-- Set problem --
Return the count of lines that mention "change", with no other words.

========

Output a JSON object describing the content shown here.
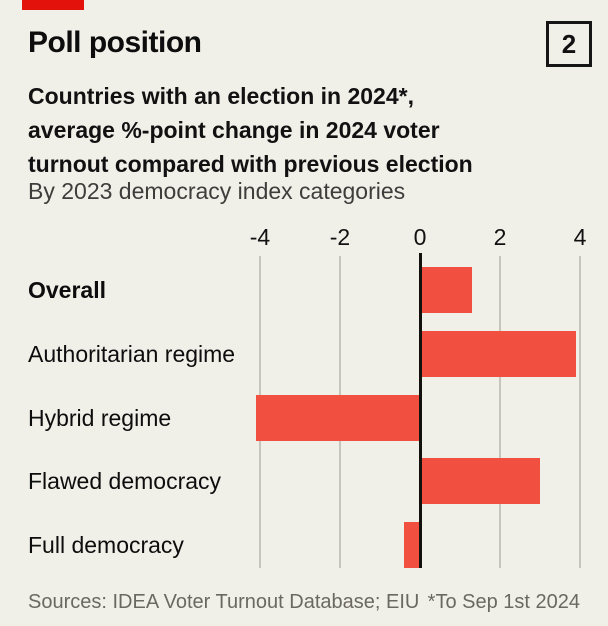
{
  "meta": {
    "background_color": "#f0efe8",
    "brand_tab_color": "#e3120b",
    "bar_color": "#f15040",
    "gridline_color": "#c8c6bc",
    "axis_color": "#12110e",
    "footer_text_color": "#6b695f"
  },
  "header": {
    "title": "Poll position",
    "index_label": "2"
  },
  "subtitle": {
    "lines_bold": [
      "Countries with an election in 2024*,",
      "average %-point change in 2024 voter",
      "turnout compared with previous election"
    ],
    "dek": "By 2023 democracy index categories"
  },
  "chart_data": {
    "type": "bar",
    "orientation": "horizontal",
    "title": "Poll position",
    "subtitle": "Countries with an election in 2024*, average %-point change in 2024 voter turnout compared with previous election",
    "group_note": "By 2023 democracy index categories",
    "categories": [
      "Overall",
      "Authoritarian regime",
      "Hybrid regime",
      "Flawed democracy",
      "Full democracy"
    ],
    "values": [
      1.3,
      3.9,
      -4.1,
      3.0,
      -0.4
    ],
    "label_bold": [
      true,
      false,
      false,
      false,
      false
    ],
    "ticks": [
      -4,
      -2,
      0,
      2,
      4
    ],
    "xlim": [
      -4.6,
      4.7
    ],
    "xlabel": "",
    "ylabel": "",
    "grid": true,
    "legend": false,
    "bar_color": "#f15040"
  },
  "footer": {
    "sources": "Sources: IDEA Voter Turnout Database; EIU",
    "note": "*To Sep 1st 2024"
  }
}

========

-- Output --
2